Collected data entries
• • • • •
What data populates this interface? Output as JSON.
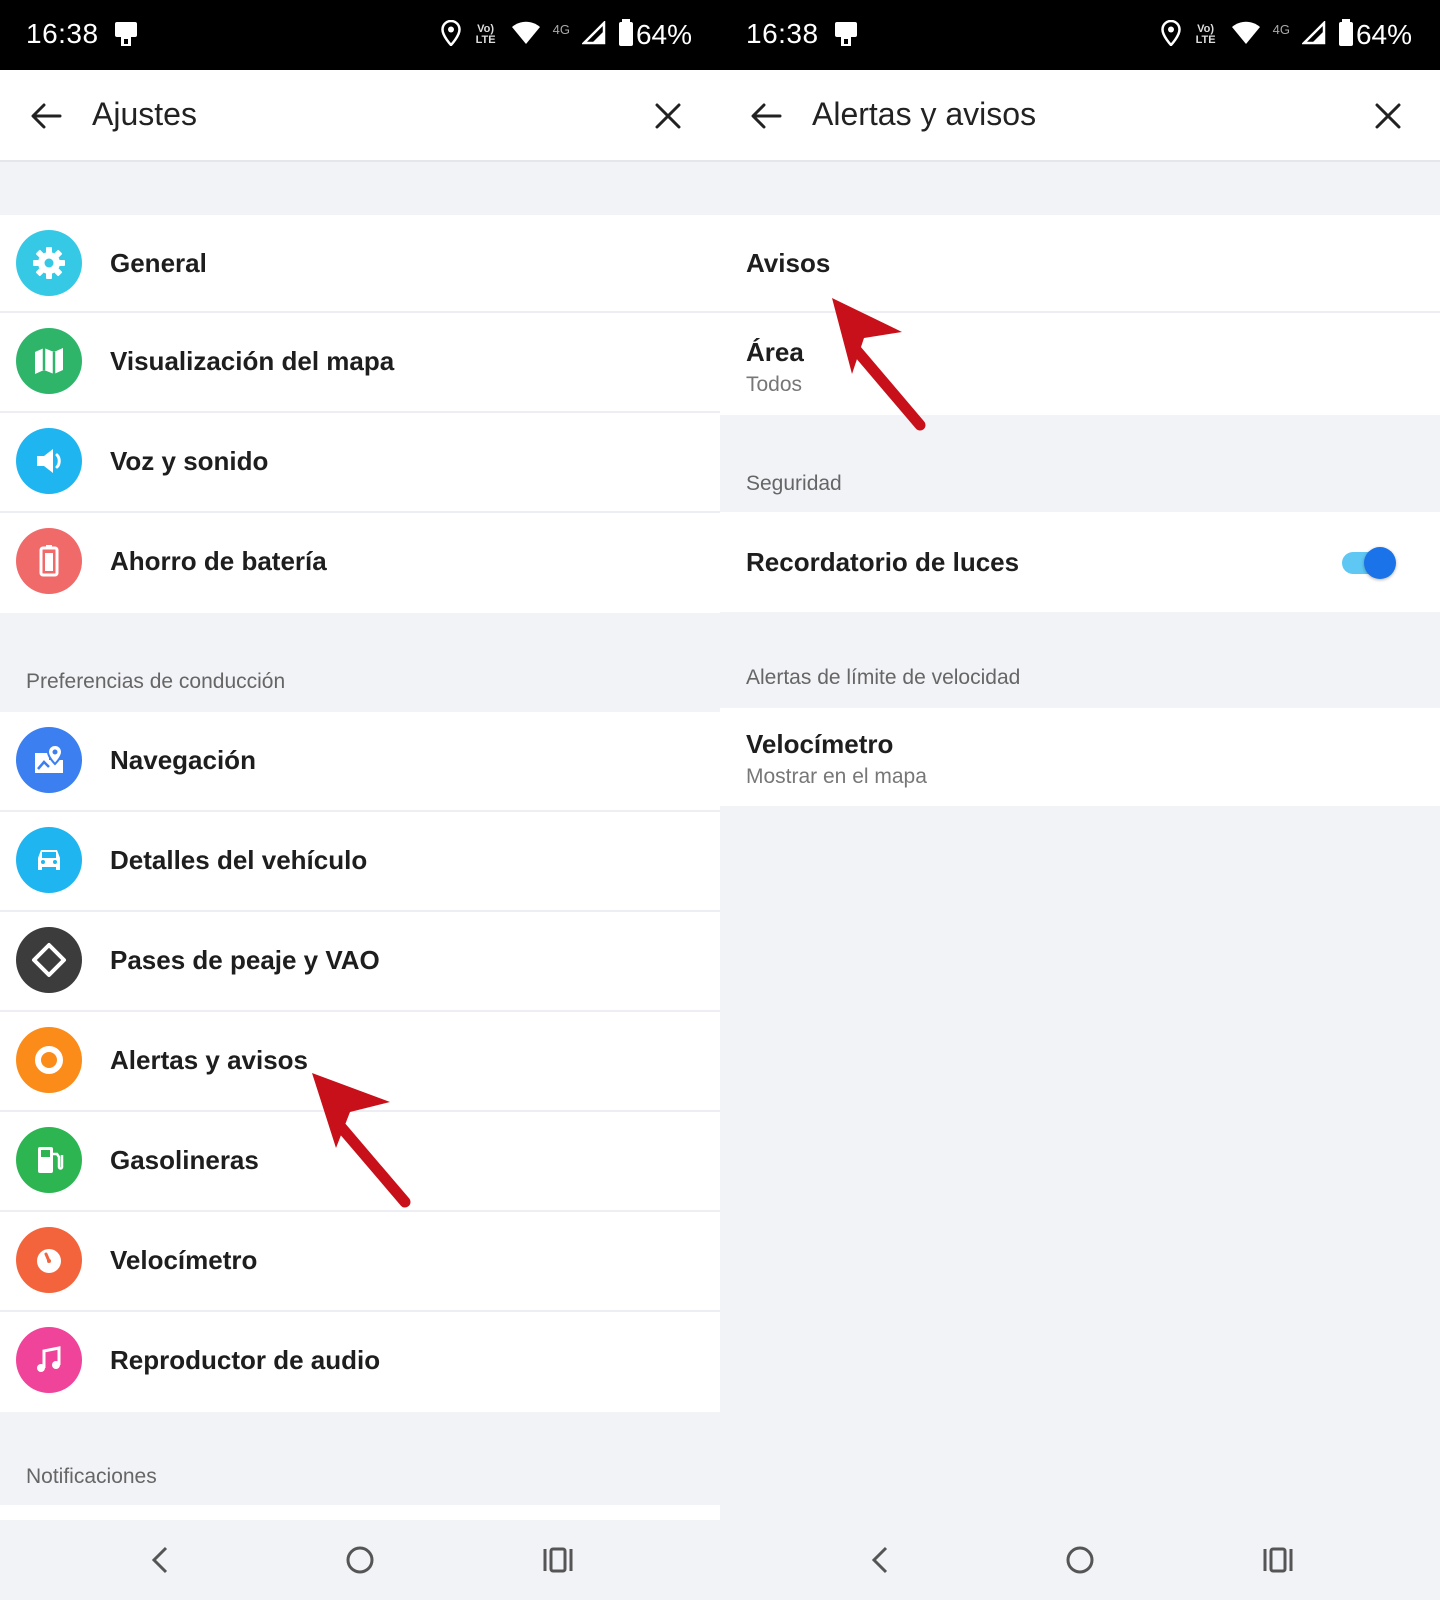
{
  "status_bar": {
    "time": "16:38",
    "volte": "Vo) LTE",
    "network": "4G",
    "battery": "64%"
  },
  "left": {
    "title": "Ajustes",
    "items": [
      {
        "label": "General",
        "icon": "gear-icon",
        "color": "#36c9e6"
      },
      {
        "label": "Visualización del mapa",
        "icon": "map-icon",
        "color": "#2fb56a"
      },
      {
        "label": "Voz y sonido",
        "icon": "speaker-icon",
        "color": "#1fb5f0"
      },
      {
        "label": "Ahorro de batería",
        "icon": "battery-icon",
        "color": "#f06a6a"
      }
    ],
    "section_driving": "Preferencias de conducción",
    "driving_items": [
      {
        "label": "Navegación",
        "icon": "navigation-icon",
        "color": "#3b7ff0"
      },
      {
        "label": "Detalles del vehículo",
        "icon": "car-icon",
        "color": "#1fb5f0"
      },
      {
        "label": "Pases de peaje y VAO",
        "icon": "toll-diamond-icon",
        "color": "#3c3c3c"
      },
      {
        "label": "Alertas y avisos",
        "icon": "alert-icon",
        "color": "#fb8c1a"
      },
      {
        "label": "Gasolineras",
        "icon": "gas-pump-icon",
        "color": "#2db552"
      },
      {
        "label": "Velocímetro",
        "icon": "speedometer-icon",
        "color": "#f4643c"
      },
      {
        "label": "Reproductor de audio",
        "icon": "music-icon",
        "color": "#f0439a"
      }
    ],
    "section_notifications": "Notificaciones"
  },
  "right": {
    "title": "Alertas y avisos",
    "avisos": "Avisos",
    "area": {
      "title": "Área",
      "value": "Todos"
    },
    "section_security": "Seguridad",
    "lights_reminder": {
      "label": "Recordatorio de luces",
      "enabled": true
    },
    "section_speed": "Alertas de límite de velocidad",
    "speedometer": {
      "title": "Velocímetro",
      "value": "Mostrar en el mapa"
    }
  },
  "colors": {
    "accent_blue": "#1a73e8",
    "arrow_red": "#c8101a"
  }
}
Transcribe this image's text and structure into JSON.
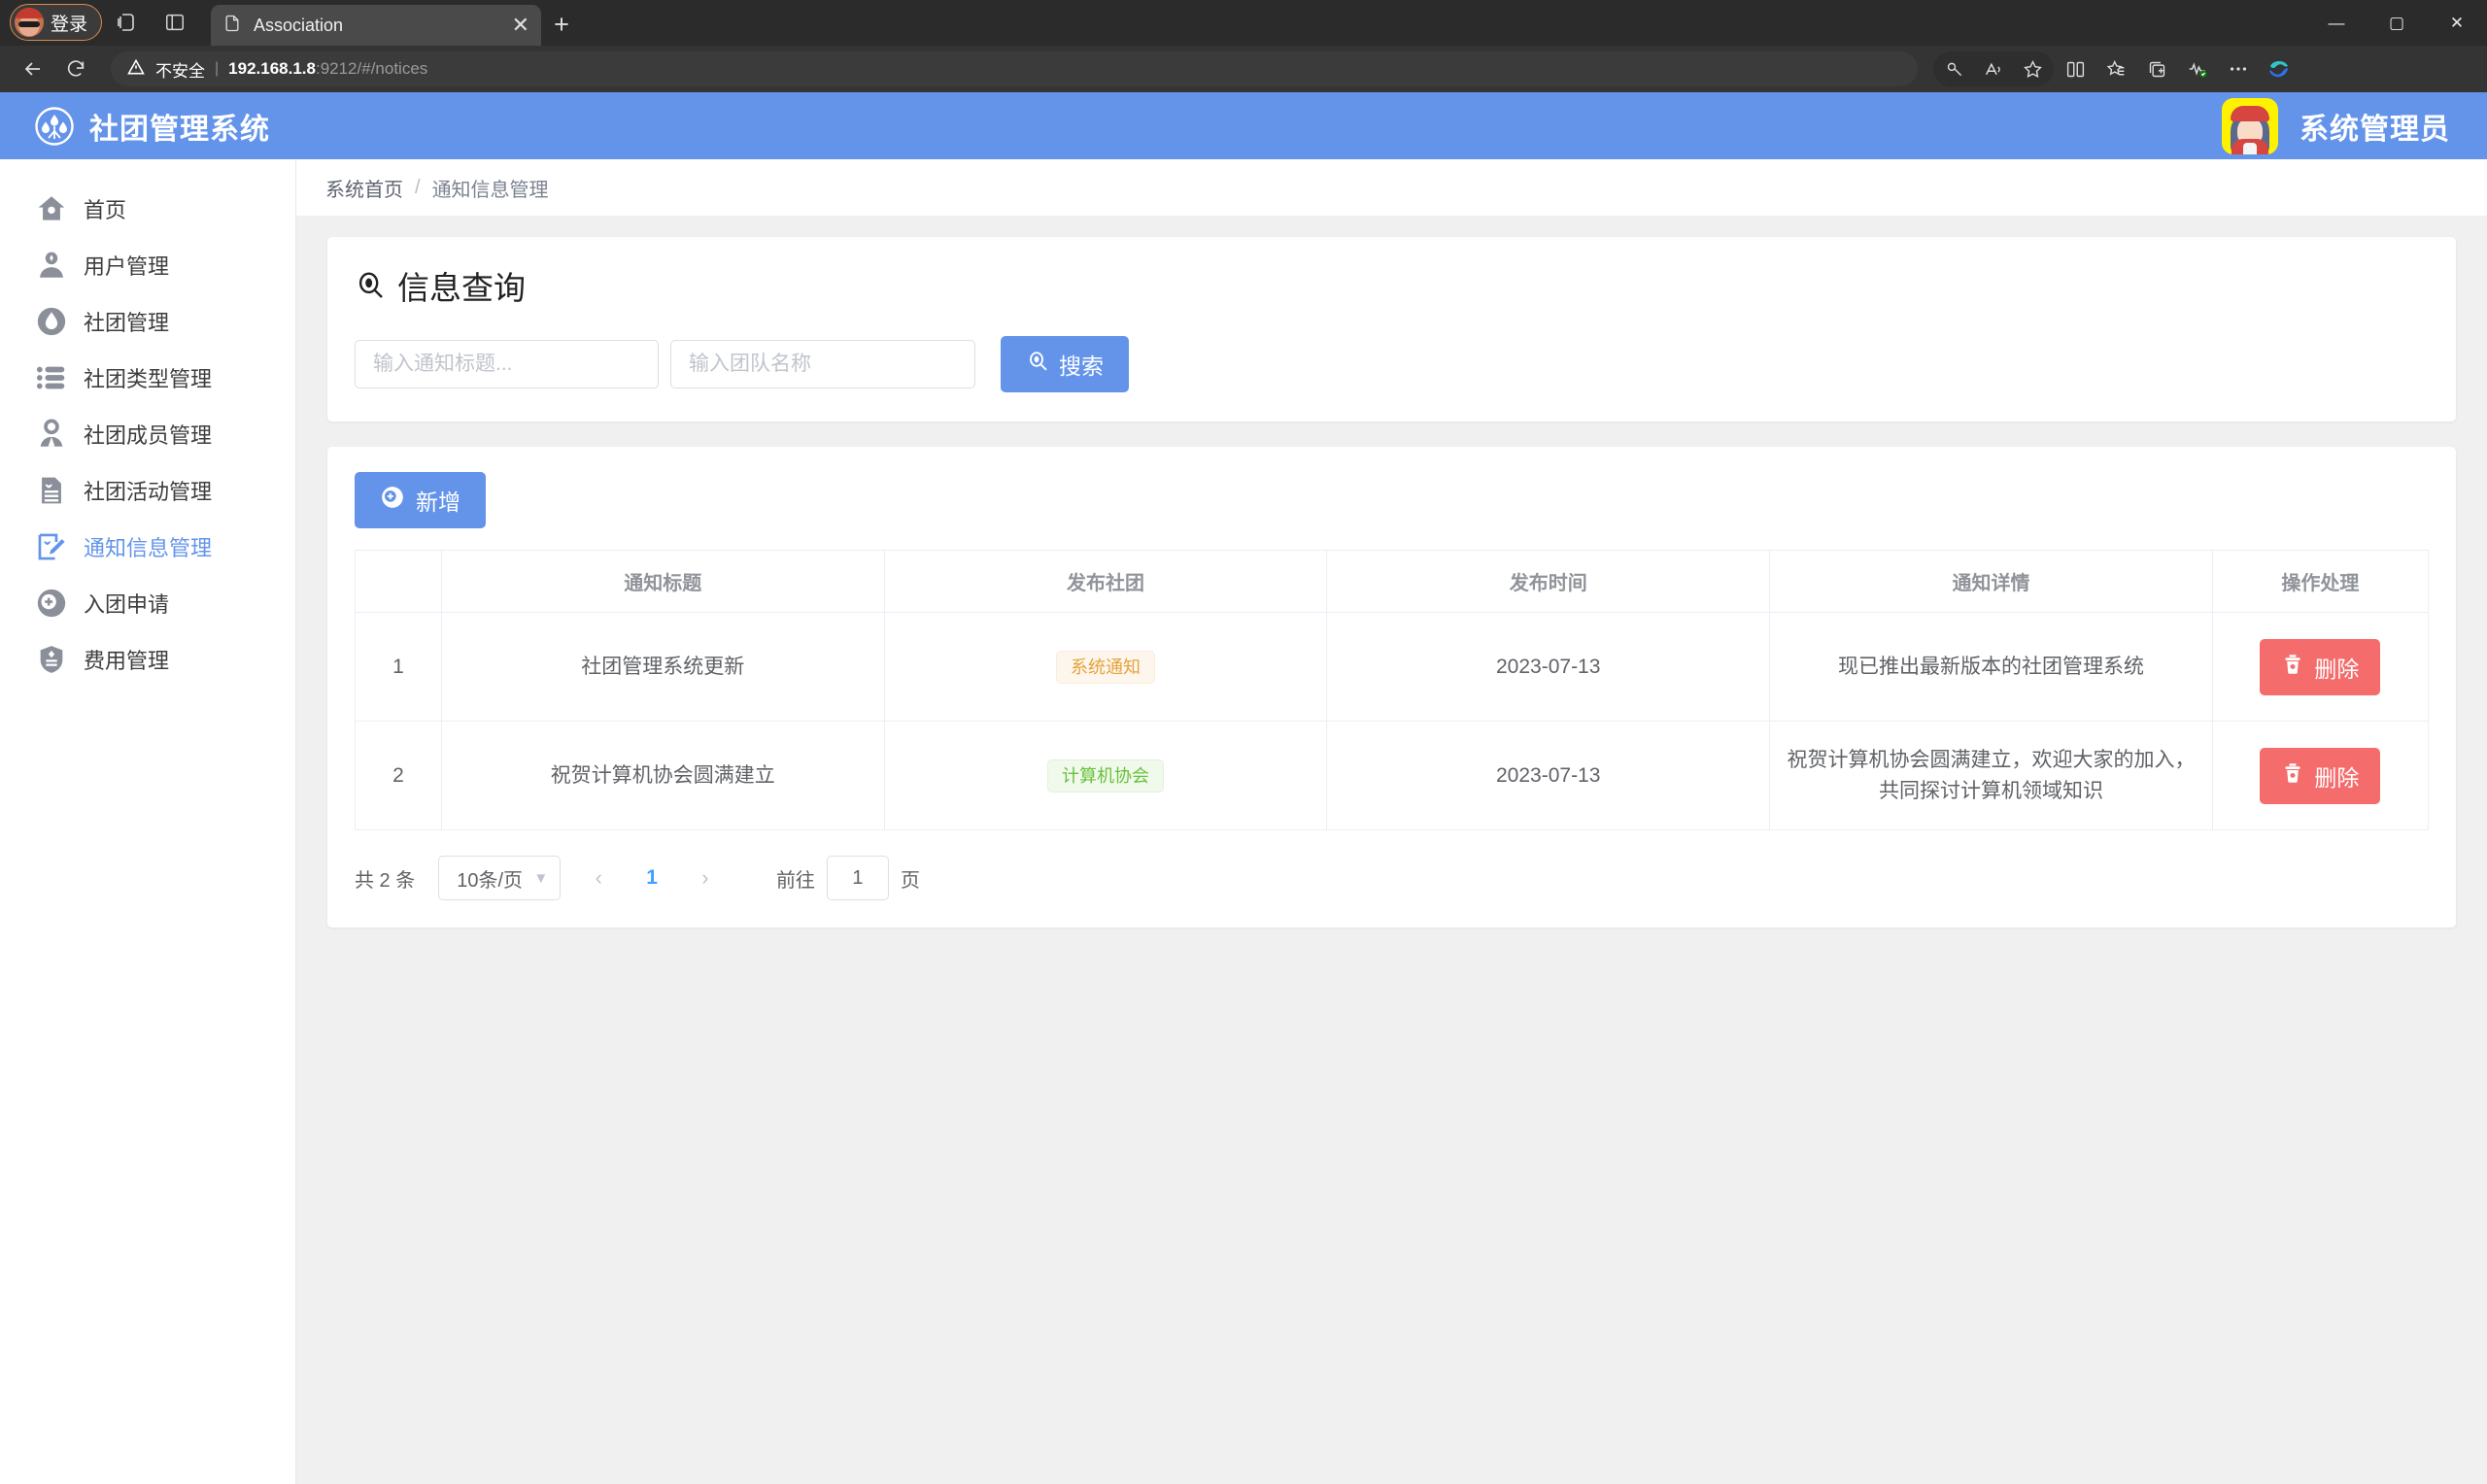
{
  "browser": {
    "profile_label": "登录",
    "tab_title": "Association",
    "new_tab": "+",
    "close_tab": "✕",
    "security_label": "不安全",
    "url_host": "192.168.1.8",
    "url_rest": ":9212/#/notices",
    "minimize": "—",
    "maximize": "▢",
    "close": "✕",
    "icons": {
      "workspaces": "workspaces-icon",
      "split_panel": "split-panel-icon",
      "tab_file": "file-icon",
      "back": "back-arrow-icon",
      "reload": "reload-icon",
      "warning": "warning-triangle-icon",
      "key": "key-icon",
      "read_aloud": "read-aloud-icon",
      "favorite": "star-icon",
      "split_screen": "split-screen-icon",
      "collections": "collections-icon",
      "add_tabs": "add-tabs-icon",
      "performance": "performance-icon",
      "settings_more": "more-options-icon",
      "copilot": "copilot-icon"
    }
  },
  "app": {
    "brand_title": "社团管理系统",
    "admin_name": "系统管理员"
  },
  "sidebar": {
    "items": [
      {
        "label": "首页",
        "icon": "home-icon",
        "active": false
      },
      {
        "label": "用户管理",
        "icon": "user-icon",
        "active": false
      },
      {
        "label": "社团管理",
        "icon": "drop-icon",
        "active": false
      },
      {
        "label": "社团类型管理",
        "icon": "list-icon",
        "active": false
      },
      {
        "label": "社团成员管理",
        "icon": "member-icon",
        "active": false
      },
      {
        "label": "社团活动管理",
        "icon": "document-icon",
        "active": false
      },
      {
        "label": "通知信息管理",
        "icon": "edit-note-icon",
        "active": true
      },
      {
        "label": "入团申请",
        "icon": "plus-circle-icon",
        "active": false
      },
      {
        "label": "费用管理",
        "icon": "shield-icon",
        "active": false
      }
    ]
  },
  "breadcrumb": {
    "home": "系统首页",
    "separator": "/",
    "current": "通知信息管理"
  },
  "query_panel": {
    "title": "信息查询",
    "title_icon": "search-icon",
    "notice_title_placeholder": "输入通知标题...",
    "notice_title_value": "",
    "team_name_placeholder": "输入团队名称",
    "team_name_value": "",
    "search_button": "搜索",
    "search_button_icon": "search-icon"
  },
  "table_panel": {
    "add_button": "新增",
    "add_button_icon": "plus-circle-icon",
    "columns": [
      "",
      "通知标题",
      "发布社团",
      "发布时间",
      "通知详情",
      "操作处理"
    ],
    "rows": [
      {
        "index": "1",
        "title": "社团管理系统更新",
        "org": "系统通知",
        "org_style": "warn",
        "time": "2023-07-13",
        "detail": "现已推出最新版本的社团管理系统",
        "action": "删除",
        "action_icon": "trash-icon"
      },
      {
        "index": "2",
        "title": "祝贺计算机协会圆满建立",
        "org": "计算机协会",
        "org_style": "ok",
        "time": "2023-07-13",
        "detail": "祝贺计算机协会圆满建立，欢迎大家的加入，共同探讨计算机领域知识",
        "action": "删除",
        "action_icon": "trash-icon"
      }
    ]
  },
  "pagination": {
    "total_text": "共 2 条",
    "page_size": "10条/页",
    "prev": "‹",
    "next": "›",
    "current_page": "1",
    "jump_prefix": "前往",
    "jump_value": "1",
    "jump_suffix": "页"
  },
  "colors": {
    "brand_blue": "#6394ea",
    "danger_red": "#f56c6c",
    "tag_warn": "#e6a23c",
    "tag_ok": "#67c23a",
    "link_blue": "#409eff"
  }
}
• • • • •
## [Problem requirements]
Go through the material and select each line with the string "plus" in it.

## [Task result]
        "icon": "plus-circle-icon",
    "add_button_icon": "plus-circle-icon",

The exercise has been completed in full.